------ EXCERPT TO READ
Spiderwort, Ohio Spiderwort, Widow’s Tears Tradescantia ohiensis

Viewed from a historical perspective, the present popularity of planting native plants in gardened landscapes is a relatively new development in America.  

Within certain circles of plant-savvy people it was, and may still be, often said, usually sarcastically, that no American native plant ever received proper recognition in its homeland until it had been to England, given a pedigree by English gardeners and then presented back to Americans as a plant worth knowing about.  

Case in point: while indigenous Americans undoubtedly had their own awareness, uses and names for these plants (as well as all other plants that grew around them), the genus name, Tradescantia, comes from John Tradescant, the younger, who was an English botanist, plant explorer and eventual gardener to Charles I. John Tradescant explored Virginia in a series of trips (at least between 1628 and 1637) and brought back some of these species to England where they became aristocratic members in the gardens of Charles I and Charles II.  

The common name, Spiderwort, has several explanations. Some have it that the three petaled flowers (which can be lighter or darker blue/purple/reddish, even white) resemble a large squatting spider. Another attributes the property of the sap of the plant forming, when a stem is broken open, thin strands like those of a spider’s web. A third likens the thick cluster of wavy hairs found on the stamens of each flower to a spider’s efforts.
------------
------ EXTRACTED INFORMATION
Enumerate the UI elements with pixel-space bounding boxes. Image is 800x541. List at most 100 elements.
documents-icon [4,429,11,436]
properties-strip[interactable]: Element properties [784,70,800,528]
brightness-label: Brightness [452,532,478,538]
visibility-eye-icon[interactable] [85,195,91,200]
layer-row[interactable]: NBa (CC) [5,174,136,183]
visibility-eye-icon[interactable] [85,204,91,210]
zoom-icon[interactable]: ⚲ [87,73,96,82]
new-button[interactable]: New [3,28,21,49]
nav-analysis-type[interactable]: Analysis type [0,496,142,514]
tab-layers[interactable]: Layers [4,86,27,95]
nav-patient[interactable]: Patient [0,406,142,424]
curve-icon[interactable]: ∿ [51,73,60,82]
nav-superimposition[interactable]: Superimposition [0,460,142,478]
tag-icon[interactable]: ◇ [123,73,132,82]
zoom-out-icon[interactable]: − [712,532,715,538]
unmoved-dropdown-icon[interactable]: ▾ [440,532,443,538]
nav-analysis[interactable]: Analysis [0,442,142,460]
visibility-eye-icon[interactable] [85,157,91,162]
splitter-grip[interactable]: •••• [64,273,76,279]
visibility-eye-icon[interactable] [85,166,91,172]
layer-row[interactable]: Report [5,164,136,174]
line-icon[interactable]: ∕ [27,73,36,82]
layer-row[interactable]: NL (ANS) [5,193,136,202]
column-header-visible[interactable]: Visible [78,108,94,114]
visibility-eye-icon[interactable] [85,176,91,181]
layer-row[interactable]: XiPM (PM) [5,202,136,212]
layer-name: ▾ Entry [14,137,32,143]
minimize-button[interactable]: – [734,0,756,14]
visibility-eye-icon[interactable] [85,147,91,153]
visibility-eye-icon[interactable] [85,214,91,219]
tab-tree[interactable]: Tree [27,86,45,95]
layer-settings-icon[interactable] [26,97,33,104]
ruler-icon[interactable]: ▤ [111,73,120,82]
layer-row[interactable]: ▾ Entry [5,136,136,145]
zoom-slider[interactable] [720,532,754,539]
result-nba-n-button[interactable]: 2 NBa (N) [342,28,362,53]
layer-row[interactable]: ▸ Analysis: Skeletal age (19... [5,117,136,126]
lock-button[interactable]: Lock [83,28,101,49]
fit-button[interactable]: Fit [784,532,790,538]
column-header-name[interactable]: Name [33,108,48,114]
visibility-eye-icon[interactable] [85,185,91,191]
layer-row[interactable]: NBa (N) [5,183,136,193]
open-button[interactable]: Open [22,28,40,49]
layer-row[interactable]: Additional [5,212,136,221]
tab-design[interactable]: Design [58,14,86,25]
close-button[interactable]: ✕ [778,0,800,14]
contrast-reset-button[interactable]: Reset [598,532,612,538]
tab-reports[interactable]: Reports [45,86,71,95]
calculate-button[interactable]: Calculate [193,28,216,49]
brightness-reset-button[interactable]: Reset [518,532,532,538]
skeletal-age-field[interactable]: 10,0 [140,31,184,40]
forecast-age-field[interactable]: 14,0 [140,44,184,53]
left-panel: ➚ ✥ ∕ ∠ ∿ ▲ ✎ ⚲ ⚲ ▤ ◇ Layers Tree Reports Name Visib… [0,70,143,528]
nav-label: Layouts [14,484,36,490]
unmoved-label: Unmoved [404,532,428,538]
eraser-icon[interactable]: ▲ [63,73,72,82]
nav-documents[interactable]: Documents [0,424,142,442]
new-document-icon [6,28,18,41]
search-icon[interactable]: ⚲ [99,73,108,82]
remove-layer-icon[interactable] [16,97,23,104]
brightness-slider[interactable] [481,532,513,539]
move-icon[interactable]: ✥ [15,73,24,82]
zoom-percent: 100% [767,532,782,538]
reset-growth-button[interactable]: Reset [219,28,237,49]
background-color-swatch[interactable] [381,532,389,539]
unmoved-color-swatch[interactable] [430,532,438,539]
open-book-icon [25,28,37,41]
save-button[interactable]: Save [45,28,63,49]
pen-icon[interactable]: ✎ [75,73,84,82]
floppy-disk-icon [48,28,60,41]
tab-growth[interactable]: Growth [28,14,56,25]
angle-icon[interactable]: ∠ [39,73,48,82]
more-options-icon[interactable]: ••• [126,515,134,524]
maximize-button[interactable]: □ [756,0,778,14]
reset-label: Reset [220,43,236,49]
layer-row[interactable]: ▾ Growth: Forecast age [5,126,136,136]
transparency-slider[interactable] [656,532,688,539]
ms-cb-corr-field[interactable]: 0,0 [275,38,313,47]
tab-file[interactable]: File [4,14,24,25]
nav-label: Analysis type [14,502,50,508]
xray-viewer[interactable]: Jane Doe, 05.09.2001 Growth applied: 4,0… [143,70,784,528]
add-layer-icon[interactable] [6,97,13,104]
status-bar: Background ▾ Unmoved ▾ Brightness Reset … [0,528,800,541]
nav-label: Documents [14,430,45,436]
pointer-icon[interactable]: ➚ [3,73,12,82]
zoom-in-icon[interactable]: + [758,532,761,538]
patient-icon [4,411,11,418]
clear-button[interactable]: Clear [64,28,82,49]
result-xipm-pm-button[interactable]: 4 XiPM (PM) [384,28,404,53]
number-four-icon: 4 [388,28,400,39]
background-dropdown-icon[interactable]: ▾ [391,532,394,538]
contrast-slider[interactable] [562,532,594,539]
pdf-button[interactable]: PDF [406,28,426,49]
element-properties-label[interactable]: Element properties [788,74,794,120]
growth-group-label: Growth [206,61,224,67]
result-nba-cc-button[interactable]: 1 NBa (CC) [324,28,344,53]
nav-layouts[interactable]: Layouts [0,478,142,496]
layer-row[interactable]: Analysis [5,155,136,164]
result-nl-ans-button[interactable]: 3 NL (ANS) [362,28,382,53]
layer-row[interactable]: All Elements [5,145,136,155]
------------
# SET TASK A:
Render the listing, from its first line up to and including the line with "column-header-visible[interactable]: Visible [78,108,94,114]", as a Markdown table with the columns Row and Line, leaving out any blank lines.
# SET TASK B:
Extend the spiderwort passage onward from its final sentence.
The spiderwort passage and the listing were taken from unrelated sources.

# FINAL ANSWER A:
| Row | Line |
|---|---|
| 1 | Enumerate the UI elements with pixel-space bounding boxes. Image is 800x541. List at most 100 elements. |
| 2 | documents-icon [4,429,11,436] |
| 3 | properties-strip[interactable]: Element properties [784,70,800,528] |
| 4 | brightness-label: Brightness [452,532,478,538] |
| 5 | visibility-eye-icon[interactable] [85,195,91,200] |
| 6 | layer-row[interactable]: NBa (CC) [5,174,136,183] |
| 7 | visibility-eye-icon[interactable] [85,204,91,210] |
| 8 | zoom-icon[interactable]: ⚲ [87,73,96,82] |
| 9 | new-button[interactable]: New [3,28,21,49] |
| 10 | nav-analysis-type[interactable]: Analysis type [0,496,142,514] |
| 11 | tab-layers[interactable]: Layers [4,86,27,95] |
| 12 | nav-patient[interactable]: Patient [0,406,142,424] |
| 13 | curve-icon[interactable]: ∿ [51,73,60,82] |
| 14 | nav-superimposition[interactable]: Superimposition [0,460,142,478] |
| 15 | tag-icon[interactable]: ◇ [123,73,132,82] |
| 16 | zoom-out-icon[interactable]: − [712,532,715,538] |
| 17 | unmoved-dropdown-icon[interactable]: ▾ [440,532,443,538] |
| 18 | nav-analysis[interactable]: Analysis [0,442,142,460] |
| 19 | visibility-eye-icon[interactable] [85,157,91,162] |
| 20 | splitter-grip[interactable]: •••• [64,273,76,279] |
| 21 | visibility-eye-icon[interactable] [85,166,91,172] |
| 22 | layer-row[interactable]: Report [5,164,136,174] |
| 23 | line-icon[interactable]: ∕ [27,73,36,82] |
| 24 | layer-row[interactable]: NL (ANS) [5,193,136,202] |
| 25 | column-header-visible[interactable]: Visible [78,108,94,114] |

# FINAL ANSWER B:
Bees of all sorts nectar on these flowers, and although the blooming period for this perennial is around six weeks, each flower lasts less than one full day. They open pert and eager in the morning but begin wilting long before the end of the day, turning into a jelly-like fluid (which stains, and brings us to the third common name: widow’s tears). On sunny days the longevity of each flower is shorter; it is somewhat longer on gray days.  

This species is very, very similar to Tradescantia virginiana, though a little taller (2-4’) and probably more at home in full sun conditions. It is widely tolerant of sunlight levels, soil types, and self-seeds easily (even in well-established plantings of Japanese pachysandra!). 

Courtesy of Mark Gormel

Senior Manager of Horticulture

Brandywine Conservancy & Museum of Art (Chadds Ford, Pennsylvania)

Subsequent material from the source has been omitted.